** What to work on **
Convert every line in the entries below into a numbered list, omitting any blank lines.
*** Raw records ***
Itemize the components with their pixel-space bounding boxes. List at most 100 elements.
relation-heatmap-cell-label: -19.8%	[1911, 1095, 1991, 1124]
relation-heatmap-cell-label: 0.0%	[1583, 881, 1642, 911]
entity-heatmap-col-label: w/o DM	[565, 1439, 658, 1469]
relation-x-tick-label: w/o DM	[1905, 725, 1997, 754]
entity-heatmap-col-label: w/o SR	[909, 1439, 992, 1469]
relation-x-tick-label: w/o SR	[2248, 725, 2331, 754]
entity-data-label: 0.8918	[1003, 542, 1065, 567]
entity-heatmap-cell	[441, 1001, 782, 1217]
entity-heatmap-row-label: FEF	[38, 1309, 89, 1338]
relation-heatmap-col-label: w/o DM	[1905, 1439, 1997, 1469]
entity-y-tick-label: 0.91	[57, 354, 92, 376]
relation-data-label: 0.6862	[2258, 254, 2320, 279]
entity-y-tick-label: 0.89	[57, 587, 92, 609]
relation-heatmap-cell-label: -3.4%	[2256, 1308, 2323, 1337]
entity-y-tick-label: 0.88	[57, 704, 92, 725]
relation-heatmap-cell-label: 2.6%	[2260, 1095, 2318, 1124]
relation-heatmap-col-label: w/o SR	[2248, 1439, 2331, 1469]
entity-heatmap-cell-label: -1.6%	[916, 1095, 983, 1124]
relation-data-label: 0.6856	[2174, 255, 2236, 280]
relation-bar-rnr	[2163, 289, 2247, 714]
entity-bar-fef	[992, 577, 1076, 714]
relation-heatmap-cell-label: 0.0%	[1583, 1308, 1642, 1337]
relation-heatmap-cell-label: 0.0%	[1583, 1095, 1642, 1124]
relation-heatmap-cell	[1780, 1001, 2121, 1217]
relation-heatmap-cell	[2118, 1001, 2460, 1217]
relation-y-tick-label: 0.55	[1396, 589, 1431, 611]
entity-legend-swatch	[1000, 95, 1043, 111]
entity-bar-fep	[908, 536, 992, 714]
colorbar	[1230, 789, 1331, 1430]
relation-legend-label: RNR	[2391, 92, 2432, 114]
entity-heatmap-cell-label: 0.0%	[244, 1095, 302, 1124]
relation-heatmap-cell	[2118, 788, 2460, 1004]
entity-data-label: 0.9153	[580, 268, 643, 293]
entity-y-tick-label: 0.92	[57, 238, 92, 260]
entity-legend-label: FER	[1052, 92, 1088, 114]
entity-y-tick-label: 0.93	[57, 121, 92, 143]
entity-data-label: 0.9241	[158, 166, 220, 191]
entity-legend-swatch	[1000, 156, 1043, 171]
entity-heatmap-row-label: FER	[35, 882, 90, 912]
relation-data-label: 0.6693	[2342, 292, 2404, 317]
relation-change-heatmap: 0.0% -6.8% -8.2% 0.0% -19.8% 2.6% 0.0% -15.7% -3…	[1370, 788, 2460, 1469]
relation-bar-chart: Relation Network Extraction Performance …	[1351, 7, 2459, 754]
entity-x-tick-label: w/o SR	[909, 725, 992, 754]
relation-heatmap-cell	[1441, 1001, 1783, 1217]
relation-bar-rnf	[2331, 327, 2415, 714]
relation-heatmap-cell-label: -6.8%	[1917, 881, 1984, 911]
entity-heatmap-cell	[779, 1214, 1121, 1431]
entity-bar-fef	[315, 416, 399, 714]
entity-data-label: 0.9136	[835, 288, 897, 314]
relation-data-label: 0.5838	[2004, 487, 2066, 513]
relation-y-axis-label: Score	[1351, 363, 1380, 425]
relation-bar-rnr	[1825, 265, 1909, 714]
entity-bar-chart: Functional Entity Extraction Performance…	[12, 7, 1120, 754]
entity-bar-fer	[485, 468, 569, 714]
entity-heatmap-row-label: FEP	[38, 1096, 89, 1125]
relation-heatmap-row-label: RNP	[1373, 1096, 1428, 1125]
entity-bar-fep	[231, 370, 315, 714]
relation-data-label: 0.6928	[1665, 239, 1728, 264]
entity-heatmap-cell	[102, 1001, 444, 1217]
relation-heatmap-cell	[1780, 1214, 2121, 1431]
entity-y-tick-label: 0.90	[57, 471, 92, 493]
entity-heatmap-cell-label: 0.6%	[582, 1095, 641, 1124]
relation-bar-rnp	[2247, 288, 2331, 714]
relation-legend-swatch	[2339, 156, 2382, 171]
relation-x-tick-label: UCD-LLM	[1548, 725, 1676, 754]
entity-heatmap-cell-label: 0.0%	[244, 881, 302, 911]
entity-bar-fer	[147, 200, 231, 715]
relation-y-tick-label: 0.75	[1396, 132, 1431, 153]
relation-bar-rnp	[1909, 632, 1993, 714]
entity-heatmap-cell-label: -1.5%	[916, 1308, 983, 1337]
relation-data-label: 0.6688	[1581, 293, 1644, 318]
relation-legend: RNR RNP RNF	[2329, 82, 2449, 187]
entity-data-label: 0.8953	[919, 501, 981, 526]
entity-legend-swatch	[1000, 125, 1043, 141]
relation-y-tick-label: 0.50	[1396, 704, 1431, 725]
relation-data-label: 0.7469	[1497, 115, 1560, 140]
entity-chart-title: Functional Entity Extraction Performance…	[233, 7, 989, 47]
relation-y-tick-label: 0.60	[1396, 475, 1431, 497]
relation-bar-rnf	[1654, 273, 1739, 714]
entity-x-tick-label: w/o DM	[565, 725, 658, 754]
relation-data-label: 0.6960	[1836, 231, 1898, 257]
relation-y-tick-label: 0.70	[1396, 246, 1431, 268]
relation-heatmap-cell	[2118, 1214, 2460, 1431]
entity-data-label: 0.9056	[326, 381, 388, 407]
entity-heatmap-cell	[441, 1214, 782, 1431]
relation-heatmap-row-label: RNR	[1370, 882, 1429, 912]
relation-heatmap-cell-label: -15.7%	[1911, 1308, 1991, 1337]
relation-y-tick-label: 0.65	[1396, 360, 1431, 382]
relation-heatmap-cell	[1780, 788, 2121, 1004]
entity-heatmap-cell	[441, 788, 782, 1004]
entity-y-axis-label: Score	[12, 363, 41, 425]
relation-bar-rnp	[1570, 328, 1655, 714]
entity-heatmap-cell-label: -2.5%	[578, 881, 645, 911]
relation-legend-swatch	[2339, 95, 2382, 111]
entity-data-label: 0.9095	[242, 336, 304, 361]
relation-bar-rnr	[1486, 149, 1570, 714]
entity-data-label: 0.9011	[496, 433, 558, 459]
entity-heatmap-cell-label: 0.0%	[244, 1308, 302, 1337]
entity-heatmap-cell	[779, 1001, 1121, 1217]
***
** Written answer **
1. Itemize the components with their pixel-space bounding boxes. List at most 100 elements.
2. relation-heatmap-cell-label: -19.8%	[1911, 1095, 1991, 1124]
3. relation-heatmap-cell-label: 0.0%	[1583, 881, 1642, 911]
4. entity-heatmap-col-label: w/o DM	[565, 1439, 658, 1469]
5. relation-x-tick-label: w/o DM	[1905, 725, 1997, 754]
6. entity-heatmap-col-label: w/o SR	[909, 1439, 992, 1469]
7. relation-x-tick-label: w/o SR	[2248, 725, 2331, 754]
8. entity-data-label: 0.8918	[1003, 542, 1065, 567]
9. entity-heatmap-cell	[441, 1001, 782, 1217]
10. entity-heatmap-row-label: FEF	[38, 1309, 89, 1338]
11. relation-heatmap-col-label: w/o DM	[1905, 1439, 1997, 1469]
12. entity-y-tick-label: 0.91	[57, 354, 92, 376]
13. relation-data-label: 0.6862	[2258, 254, 2320, 279]
14. entity-y-tick-label: 0.89	[57, 587, 92, 609]
15. relation-heatmap-cell-label: -3.4%	[2256, 1308, 2323, 1337]
16. entity-y-tick-label: 0.88	[57, 704, 92, 725]
17. relation-heatmap-cell-label: 2.6%	[2260, 1095, 2318, 1124]
18. relation-heatmap-col-label: w/o SR	[2248, 1439, 2331, 1469]
19. entity-heatmap-cell-label: -1.6%	[916, 1095, 983, 1124]
20. relation-data-label: 0.6856	[2174, 255, 2236, 280]
21. relation-bar-rnr	[2163, 289, 2247, 714]
22. entity-bar-fef	[992, 577, 1076, 714]
23. relation-heatmap-cell-label: 0.0%	[1583, 1308, 1642, 1337]
24. relation-heatmap-cell-label: 0.0%	[1583, 1095, 1642, 1124]
25. relation-heatmap-cell	[1780, 1001, 2121, 1217]
26. relation-heatmap-cell	[2118, 1001, 2460, 1217]
27. relation-y-tick-label: 0.55	[1396, 589, 1431, 611]
28. entity-legend-swatch	[1000, 95, 1043, 111]
29. entity-bar-fep	[908, 536, 992, 714]
30. colorbar	[1230, 789, 1331, 1430]
31. relation-legend-label: RNR	[2391, 92, 2432, 114]
32. entity-heatmap-cell-label: 0.0%	[244, 1095, 302, 1124]
33. relation-heatmap-cell	[2118, 788, 2460, 1004]
34. entity-data-label: 0.9153	[580, 268, 643, 293]
35. entity-y-tick-label: 0.92	[57, 238, 92, 260]
36. entity-legend-label: FER	[1052, 92, 1088, 114]
37. entity-y-tick-label: 0.93	[57, 121, 92, 143]
38. entity-data-label: 0.9241	[158, 166, 220, 191]
39. entity-legend-swatch	[1000, 156, 1043, 171]
40. entity-heatmap-row-label: FER	[35, 882, 90, 912]
41. relation-data-label: 0.6693	[2342, 292, 2404, 317]
42. relation-change-heatmap: 0.0% -6.8% -8.2% 0.0% -19.8% 2.6% 0.0% -15.7% -3…	[1370, 788, 2460, 1469]
43. relation-bar-chart: Relation Network Extraction Performance …	[1351, 7, 2459, 754]
44. entity-x-tick-label: w/o SR	[909, 725, 992, 754]
45. relation-heatmap-cell	[1441, 1001, 1783, 1217]
46. relation-bar-rnf	[2331, 327, 2415, 714]
47. relation-heatmap-cell-label: -6.8%	[1917, 881, 1984, 911]
48. entity-heatmap-cell	[779, 1214, 1121, 1431]
49. entity-bar-fef	[315, 416, 399, 714]
50. entity-data-label: 0.9136	[835, 288, 897, 314]
51. relation-data-label: 0.5838	[2004, 487, 2066, 513]
52. relation-y-axis-label: Score	[1351, 363, 1380, 425]
53. relation-bar-rnr	[1825, 265, 1909, 714]
54. entity-bar-chart: Functional Entity Extraction Performance…	[12, 7, 1120, 754]
55. entity-bar-fer	[485, 468, 569, 714]
56. entity-heatmap-row-label: FEP	[38, 1096, 89, 1125]
57. relation-heatmap-row-label: RNP	[1373, 1096, 1428, 1125]
58. entity-bar-fep	[231, 370, 315, 714]
59. relation-data-label: 0.6928	[1665, 239, 1728, 264]
60. entity-heatmap-cell	[102, 1001, 444, 1217]
61. relation-heatmap-cell	[1780, 1214, 2121, 1431]
62. entity-y-tick-label: 0.90	[57, 471, 92, 493]
63. entity-heatmap-cell-label: 0.6%	[582, 1095, 641, 1124]
64. relation-bar-rnp	[2247, 288, 2331, 714]
65. relation-legend-swatch	[2339, 156, 2382, 171]
66. relation-x-tick-label: UCD-LLM	[1548, 725, 1676, 754]
67. entity-heatmap-cell-label: 0.0%	[244, 881, 302, 911]
68. entity-bar-fer	[147, 200, 231, 715]
69. relation-y-tick-label: 0.75	[1396, 132, 1431, 153]
70. relation-bar-rnp	[1909, 632, 1993, 714]
71. entity-heatmap-cell-label: -1.5%	[916, 1308, 983, 1337]
72. relation-data-label: 0.6688	[1581, 293, 1644, 318]
73. relation-legend: RNR RNP RNF	[2329, 82, 2449, 187]
74. entity-data-label: 0.8953	[919, 501, 981, 526]
75. entity-legend-swatch	[1000, 125, 1043, 141]
76. relation-y-tick-label: 0.50	[1396, 704, 1431, 725]
77. relation-data-label: 0.7469	[1497, 115, 1560, 140]
78. entity-chart-title: Functional Entity Extraction Performance…	[233, 7, 989, 47]
79. relation-y-tick-label: 0.60	[1396, 475, 1431, 497]
80. relation-bar-rnf	[1654, 273, 1739, 714]
81. entity-x-tick-label: w/o DM	[565, 725, 658, 754]
82. relation-data-label: 0.6960	[1836, 231, 1898, 257]
83. relation-y-tick-label: 0.70	[1396, 246, 1431, 268]
84. relation-heatmap-cell	[2118, 1214, 2460, 1431]
85. entity-data-label: 0.9056	[326, 381, 388, 407]
86. entity-heatmap-cell	[441, 1214, 782, 1431]
87. relation-heatmap-row-label: RNR	[1370, 882, 1429, 912]
88. relation-heatmap-cell-label: -15.7%	[1911, 1308, 1991, 1337]
89. relation-y-tick-label: 0.65	[1396, 360, 1431, 382]
90. relation-heatmap-cell	[1780, 788, 2121, 1004]
91. entity-heatmap-cell	[441, 788, 782, 1004]
92. entity-y-axis-label: Score	[12, 363, 41, 425]
93. relation-bar-rnp	[1570, 328, 1655, 714]
94. entity-heatmap-cell-label: -2.5%	[578, 881, 645, 911]
95. relation-legend-swatch	[2339, 95, 2382, 111]
96. entity-data-label: 0.9095	[242, 336, 304, 361]
97. relation-bar-rnr	[1486, 149, 1570, 714]
98. entity-data-label: 0.9011	[496, 433, 558, 459]
99. entity-heatmap-cell-label: 0.0%	[244, 1308, 302, 1337]
100. entity-heatmap-cell	[779, 1001, 1121, 1217]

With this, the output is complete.